**Assignment**:
If a picture appears in the records below, drop it, and reproduce everything else exactly.

**Available data**:
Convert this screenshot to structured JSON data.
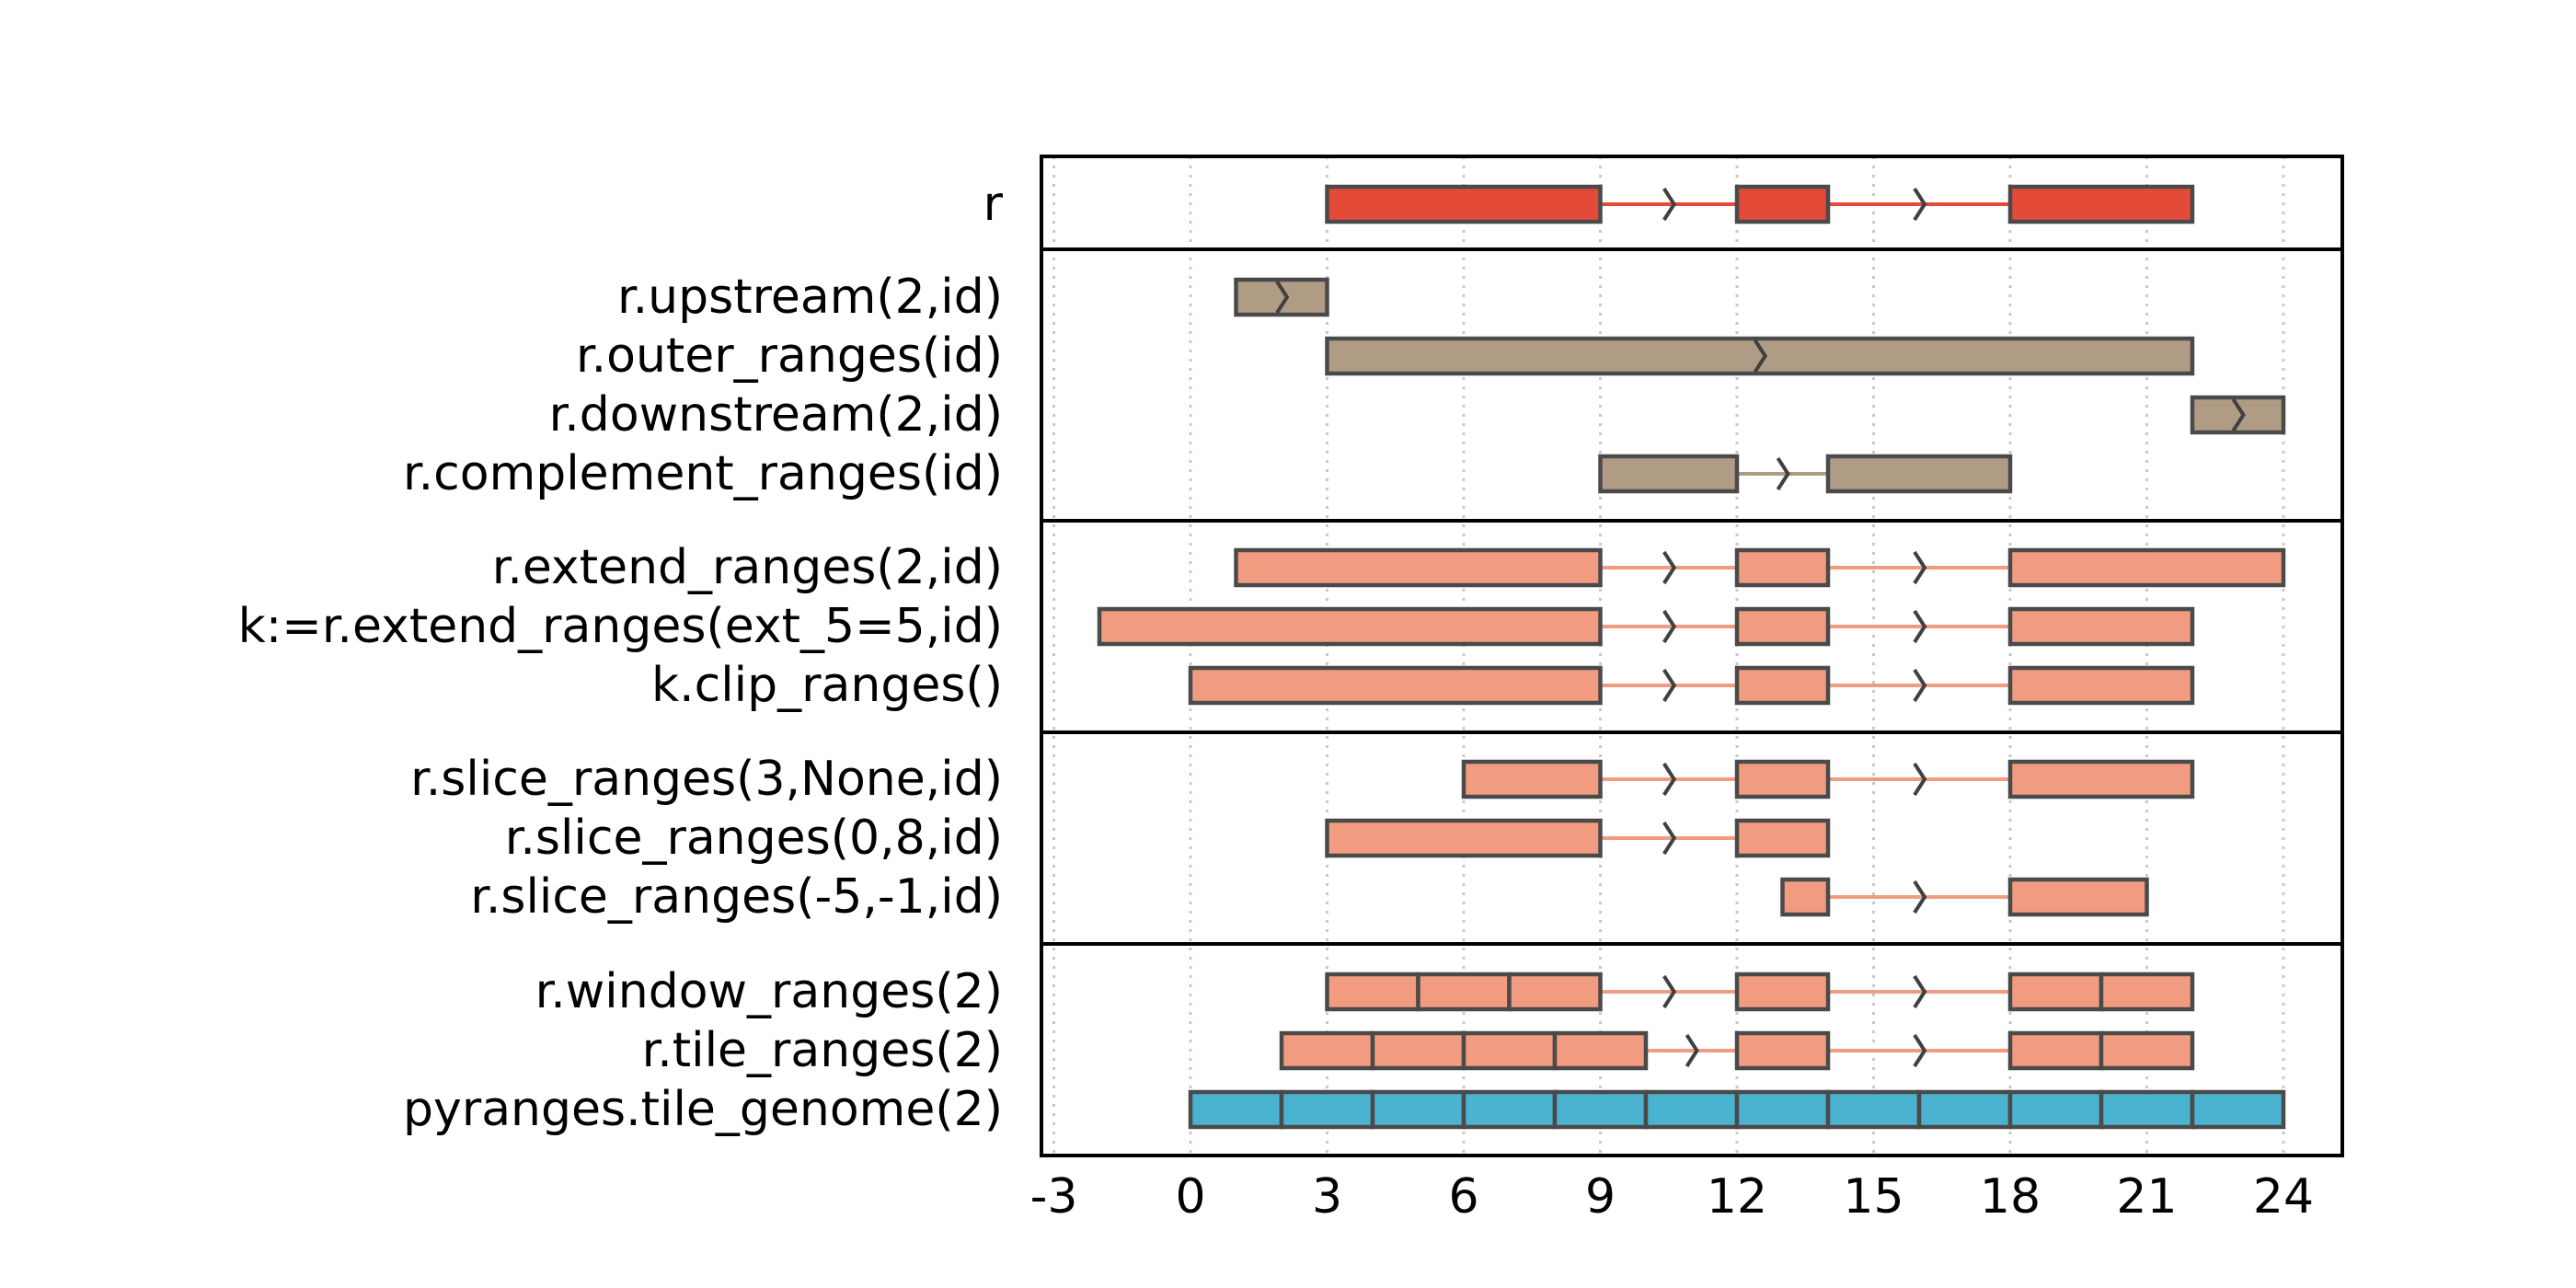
{
  "chart_data": {
    "type": "genomic-tracks",
    "xlim": [
      -3.3,
      25.3
    ],
    "x_ticks": [
      -3,
      0,
      3,
      6,
      9,
      12,
      15,
      18,
      21,
      24
    ],
    "x_tick_labels": [
      "-3",
      "0",
      "3",
      "6",
      "9",
      "12",
      "15",
      "18",
      "21",
      "24"
    ],
    "grid": "vertical dotted at ticks",
    "colors": {
      "red": "#e34b38",
      "tan": "#b09b84",
      "salmon": "#f19c80",
      "blue": "#4ab3d0",
      "outline": "#4a4a4a",
      "intron_arrow": "#404040"
    },
    "panels": [
      {
        "rows": [
          {
            "label": "r",
            "color": "red",
            "intervals": [
              [
                3,
                9
              ],
              [
                12,
                14
              ],
              [
                18,
                22
              ]
            ],
            "arrows": [
              10.5,
              16
            ]
          }
        ]
      },
      {
        "rows": [
          {
            "label": "r.upstream(2,id)",
            "color": "tan",
            "intervals": [
              [
                1,
                3
              ]
            ],
            "arrows": [
              2
            ]
          },
          {
            "label": "r.outer_ranges(id)",
            "color": "tan",
            "intervals": [
              [
                3,
                22
              ]
            ],
            "arrows": [
              12.5
            ]
          },
          {
            "label": "r.downstream(2,id)",
            "color": "tan",
            "intervals": [
              [
                22,
                24
              ]
            ],
            "arrows": [
              23
            ]
          },
          {
            "label": "r.complement_ranges(id)",
            "color": "tan",
            "intervals": [
              [
                9,
                12
              ],
              [
                14,
                18
              ]
            ],
            "arrows": [
              13
            ]
          }
        ]
      },
      {
        "rows": [
          {
            "label": "r.extend_ranges(2,id)",
            "color": "salmon",
            "intervals": [
              [
                1,
                9
              ],
              [
                12,
                14
              ],
              [
                18,
                24
              ]
            ],
            "arrows": [
              10.5,
              16
            ]
          },
          {
            "label": "k:=r.extend_ranges(ext_5=5,id)",
            "color": "salmon",
            "intervals": [
              [
                -2,
                9
              ],
              [
                12,
                14
              ],
              [
                18,
                22
              ]
            ],
            "arrows": [
              10.5,
              16
            ]
          },
          {
            "label": "k.clip_ranges()",
            "color": "salmon",
            "intervals": [
              [
                0,
                9
              ],
              [
                12,
                14
              ],
              [
                18,
                22
              ]
            ],
            "arrows": [
              10.5,
              16
            ]
          }
        ]
      },
      {
        "rows": [
          {
            "label": "r.slice_ranges(3,None,id)",
            "color": "salmon",
            "intervals": [
              [
                6,
                9
              ],
              [
                12,
                14
              ],
              [
                18,
                22
              ]
            ],
            "arrows": [
              10.5,
              16
            ]
          },
          {
            "label": "r.slice_ranges(0,8,id)",
            "color": "salmon",
            "intervals": [
              [
                3,
                9
              ],
              [
                12,
                14
              ]
            ],
            "arrows": [
              10.5
            ]
          },
          {
            "label": "r.slice_ranges(-5,-1,id)",
            "color": "salmon",
            "intervals": [
              [
                13,
                14
              ],
              [
                18,
                21
              ]
            ],
            "arrows": [
              16
            ]
          }
        ]
      },
      {
        "rows": [
          {
            "label": "r.window_ranges(2)",
            "color": "salmon",
            "intervals": [
              [
                3,
                5
              ],
              [
                5,
                7
              ],
              [
                7,
                9
              ],
              [
                12,
                14
              ],
              [
                18,
                20
              ],
              [
                20,
                22
              ]
            ],
            "arrows": [
              10.5,
              16
            ]
          },
          {
            "label": "r.tile_ranges(2)",
            "color": "salmon",
            "intervals": [
              [
                2,
                4
              ],
              [
                4,
                6
              ],
              [
                6,
                8
              ],
              [
                8,
                10
              ],
              [
                12,
                14
              ],
              [
                18,
                20
              ],
              [
                20,
                22
              ]
            ],
            "arrows": [
              11,
              16
            ]
          },
          {
            "label": "pyranges.tile_genome(2)",
            "color": "blue",
            "intervals": [
              [
                0,
                2
              ],
              [
                2,
                4
              ],
              [
                4,
                6
              ],
              [
                6,
                8
              ],
              [
                8,
                10
              ],
              [
                10,
                12
              ],
              [
                12,
                14
              ],
              [
                14,
                16
              ],
              [
                16,
                18
              ],
              [
                18,
                20
              ],
              [
                20,
                22
              ],
              [
                22,
                24
              ]
            ],
            "arrows": []
          }
        ]
      }
    ]
  }
}
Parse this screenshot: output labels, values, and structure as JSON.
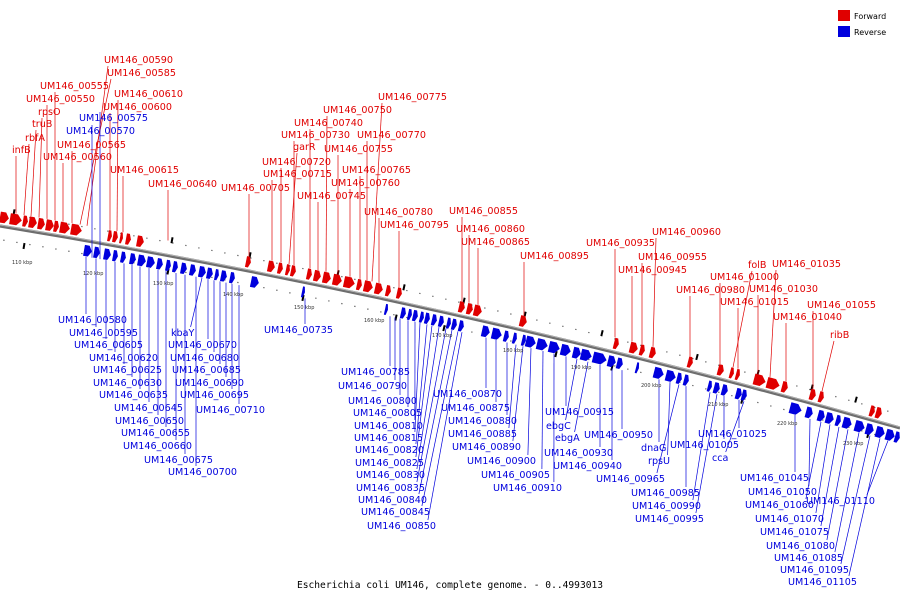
{
  "legend": {
    "forward": {
      "label": "Forward",
      "color": "#e00000"
    },
    "reverse": {
      "label": "Reverse",
      "color": "#0000dd"
    }
  },
  "caption": "Escherichia coli UM146, complete genome. - 0..4993013",
  "ticks": [
    "110 kbp",
    "120 kbp",
    "130 kbp",
    "140 kbp",
    "150 kbp",
    "160 kbp",
    "170 kbp",
    "180 kbp",
    "190 kbp",
    "200 kbp",
    "210 kbp",
    "220 kbp",
    "230 kbp"
  ],
  "forward_genes": [
    "infB",
    "rbfA",
    "truB",
    "rpsO",
    "UM146_00550",
    "UM146_00555",
    "UM146_00560",
    "UM146_00565",
    "UM146_00585",
    "UM146_00590",
    "UM146_00600",
    "UM146_00610",
    "UM146_00615",
    "UM146_00640",
    "UM146_00705",
    "UM146_00715",
    "UM146_00720",
    "garR",
    "UM146_00730",
    "UM146_00740",
    "UM146_00745",
    "UM146_00750",
    "UM146_00755",
    "UM146_00760",
    "UM146_00765",
    "UM146_00770",
    "UM146_00775",
    "UM146_00780",
    "UM146_00795",
    "UM146_00855",
    "UM146_00860",
    "UM146_00865",
    "UM146_00895",
    "UM146_00935",
    "UM146_00945",
    "UM146_00955",
    "UM146_00960",
    "UM146_00980",
    "UM146_01000",
    "folB",
    "UM146_01015",
    "UM146_01030",
    "UM146_01035",
    "UM146_01040",
    "UM146_01055",
    "ribB"
  ],
  "reverse_genes": [
    "UM146_00570",
    "UM146_00575",
    "UM146_00580",
    "UM146_00595",
    "UM146_00605",
    "UM146_00620",
    "UM146_00625",
    "UM146_00630",
    "UM146_00635",
    "UM146_00645",
    "UM146_00650",
    "UM146_00655",
    "UM146_00660",
    "UM146_00675",
    "UM146_00700",
    "kbaY",
    "UM146_00670",
    "UM146_00680",
    "UM146_00685",
    "UM146_00690",
    "UM146_00695",
    "UM146_00710",
    "UM146_00735",
    "UM146_00785",
    "UM146_00790",
    "UM146_00800",
    "UM146_00805",
    "UM146_00810",
    "UM146_00815",
    "UM146_00820",
    "UM146_00825",
    "UM146_00830",
    "UM146_00835",
    "UM146_00840",
    "UM146_00845",
    "UM146_00850",
    "UM146_00870",
    "UM146_00875",
    "UM146_00880",
    "UM146_00885",
    "UM146_00890",
    "UM146_00900",
    "UM146_00905",
    "UM146_00910",
    "UM146_00915",
    "ebgC",
    "ebgA",
    "UM146_00930",
    "UM146_00940",
    "UM146_00950",
    "dnaG",
    "rpsU",
    "UM146_00965",
    "UM146_00985",
    "UM146_00990",
    "UM146_00995",
    "UM146_01005",
    "UM146_01025",
    "cca",
    "UM146_01045",
    "UM146_01050",
    "UM146_01060",
    "UM146_01070",
    "UM146_01075",
    "UM146_01080",
    "UM146_01085",
    "UM146_01095",
    "UM146_01105",
    "UM146_01110"
  ]
}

**Solution below**:
Convert this screenshot to structured JSON data.
{
  "chart_data": {
    "type": "genomic-tracks",
    "xlim": [
      -3.3,
      25.3
    ],
    "x_ticks": [
      -3,
      0,
      3,
      6,
      9,
      12,
      15,
      18,
      21,
      24
    ],
    "x_tick_labels": [
      "-3",
      "0",
      "3",
      "6",
      "9",
      "12",
      "15",
      "18",
      "21",
      "24"
    ],
    "grid": "vertical dotted at ticks",
    "colors": {
      "red": "#e34b38",
      "tan": "#b09b84",
      "salmon": "#f19c80",
      "blue": "#4ab3d0",
      "outline": "#4a4a4a",
      "intron_arrow": "#404040"
    },
    "panels": [
      {
        "rows": [
          {
            "label": "r",
            "color": "red",
            "intervals": [
              [
                3,
                9
              ],
              [
                12,
                14
              ],
              [
                18,
                22
              ]
            ],
            "arrows": [
              10.5,
              16
            ]
          }
        ]
      },
      {
        "rows": [
          {
            "label": "r.upstream(2,id)",
            "color": "tan",
            "intervals": [
              [
                1,
                3
              ]
            ],
            "arrows": [
              2
            ]
          },
          {
            "label": "r.outer_ranges(id)",
            "color": "tan",
            "intervals": [
              [
                3,
                22
              ]
            ],
            "arrows": [
              12.5
            ]
          },
          {
            "label": "r.downstream(2,id)",
            "color": "tan",
            "intervals": [
              [
                22,
                24
              ]
            ],
            "arrows": [
              23
            ]
          },
          {
            "label": "r.complement_ranges(id)",
            "color": "tan",
            "intervals": [
              [
                9,
                12
              ],
              [
                14,
                18
              ]
            ],
            "arrows": [
              13
            ]
          }
        ]
      },
      {
        "rows": [
          {
            "label": "r.extend_ranges(2,id)",
            "color": "salmon",
            "intervals": [
              [
                1,
                9
              ],
              [
                12,
                14
              ],
              [
                18,
                24
              ]
            ],
            "arrows": [
              10.5,
              16
            ]
          },
          {
            "label": "k:=r.extend_ranges(ext_5=5,id)",
            "color": "salmon",
            "intervals": [
              [
                -2,
                9
              ],
              [
                12,
                14
              ],
              [
                18,
                22
              ]
            ],
            "arrows": [
              10.5,
              16
            ]
          },
          {
            "label": "k.clip_ranges()",
            "color": "salmon",
            "intervals": [
              [
                0,
                9
              ],
              [
                12,
                14
              ],
              [
                18,
                22
              ]
            ],
            "arrows": [
              10.5,
              16
            ]
          }
        ]
      },
      {
        "rows": [
          {
            "label": "r.slice_ranges(3,None,id)",
            "color": "salmon",
            "intervals": [
              [
                6,
                9
              ],
              [
                12,
                14
              ],
              [
                18,
                22
              ]
            ],
            "arrows": [
              10.5,
              16
            ]
          },
          {
            "label": "r.slice_ranges(0,8,id)",
            "color": "salmon",
            "intervals": [
              [
                3,
                9
              ],
              [
                12,
                14
              ]
            ],
            "arrows": [
              10.5
            ]
          },
          {
            "label": "r.slice_ranges(-5,-1,id)",
            "color": "salmon",
            "intervals": [
              [
                13,
                14
              ],
              [
                18,
                21
              ]
            ],
            "arrows": [
              16
            ]
          }
        ]
      },
      {
        "rows": [
          {
            "label": "r.window_ranges(2)",
            "color": "salmon",
            "intervals": [
              [
                3,
                5
              ],
              [
                5,
                7
              ],
              [
                7,
                9
              ],
              [
                12,
                14
              ],
              [
                18,
                20
              ],
              [
                20,
                22
              ]
            ],
            "arrows": [
              10.5,
              16
            ]
          },
          {
            "label": "r.tile_ranges(2)",
            "color": "salmon",
            "intervals": [
              [
                2,
                4
              ],
              [
                4,
                6
              ],
              [
                6,
                8
              ],
              [
                8,
                10
              ],
              [
                12,
                14
              ],
              [
                18,
                20
              ],
              [
                20,
                22
              ]
            ],
            "arrows": [
              11,
              16
            ]
          },
          {
            "label": "pyranges.tile_genome(2)",
            "color": "blue",
            "intervals": [
              [
                0,
                2
              ],
              [
                2,
                4
              ],
              [
                4,
                6
              ],
              [
                6,
                8
              ],
              [
                8,
                10
              ],
              [
                10,
                12
              ],
              [
                12,
                14
              ],
              [
                14,
                16
              ],
              [
                16,
                18
              ],
              [
                18,
                20
              ],
              [
                20,
                22
              ],
              [
                22,
                24
              ]
            ],
            "arrows": []
          }
        ]
      }
    ]
  }
}
Parse this screenshot: output labels, values, and structure as JSON.
{
  "legend": {
    "forward": {
      "label": "Forward",
      "color": "#e00000"
    },
    "reverse": {
      "label": "Reverse",
      "color": "#0000dd"
    }
  },
  "caption": "Escherichia coli UM146, complete genome. - 0..4993013",
  "ticks": [
    "110 kbp",
    "120 kbp",
    "130 kbp",
    "140 kbp",
    "150 kbp",
    "160 kbp",
    "170 kbp",
    "180 kbp",
    "190 kbp",
    "200 kbp",
    "210 kbp",
    "220 kbp",
    "230 kbp"
  ],
  "forward_genes": [
    "infB",
    "rbfA",
    "truB",
    "rpsO",
    "UM146_00550",
    "UM146_00555",
    "UM146_00560",
    "UM146_00565",
    "UM146_00585",
    "UM146_00590",
    "UM146_00600",
    "UM146_00610",
    "UM146_00615",
    "UM146_00640",
    "UM146_00705",
    "UM146_00715",
    "UM146_00720",
    "garR",
    "UM146_00730",
    "UM146_00740",
    "UM146_00745",
    "UM146_00750",
    "UM146_00755",
    "UM146_00760",
    "UM146_00765",
    "UM146_00770",
    "UM146_00775",
    "UM146_00780",
    "UM146_00795",
    "UM146_00855",
    "UM146_00860",
    "UM146_00865",
    "UM146_00895",
    "UM146_00935",
    "UM146_00945",
    "UM146_00955",
    "UM146_00960",
    "UM146_00980",
    "UM146_01000",
    "folB",
    "UM146_01015",
    "UM146_01030",
    "UM146_01035",
    "UM146_01040",
    "UM146_01055",
    "ribB"
  ],
  "reverse_genes": [
    "UM146_00570",
    "UM146_00575",
    "UM146_00580",
    "UM146_00595",
    "UM146_00605",
    "UM146_00620",
    "UM146_00625",
    "UM146_00630",
    "UM146_00635",
    "UM146_00645",
    "UM146_00650",
    "UM146_00655",
    "UM146_00660",
    "UM146_00675",
    "UM146_00700",
    "kbaY",
    "UM146_00670",
    "UM146_00680",
    "UM146_00685",
    "UM146_00690",
    "UM146_00695",
    "UM146_00710",
    "UM146_00735",
    "UM146_00785",
    "UM146_00790",
    "UM146_00800",
    "UM146_00805",
    "UM146_00810",
    "UM146_00815",
    "UM146_00820",
    "UM146_00825",
    "UM146_00830",
    "UM146_00835",
    "UM146_00840",
    "UM146_00845",
    "UM146_00850",
    "UM146_00870",
    "UM146_00875",
    "UM146_00880",
    "UM146_00885",
    "UM146_00890",
    "UM146_00900",
    "UM146_00905",
    "UM146_00910",
    "UM146_00915",
    "ebgC",
    "ebgA",
    "UM146_00930",
    "UM146_00940",
    "UM146_00950",
    "dnaG",
    "rpsU",
    "UM146_00965",
    "UM146_00985",
    "UM146_00990",
    "UM146_00995",
    "UM146_01005",
    "UM146_01025",
    "cca",
    "UM146_01045",
    "UM146_01050",
    "UM146_01060",
    "UM146_01070",
    "UM146_01075",
    "UM146_01080",
    "UM146_01085",
    "UM146_01095",
    "UM146_01105",
    "UM146_01110"
  ]
}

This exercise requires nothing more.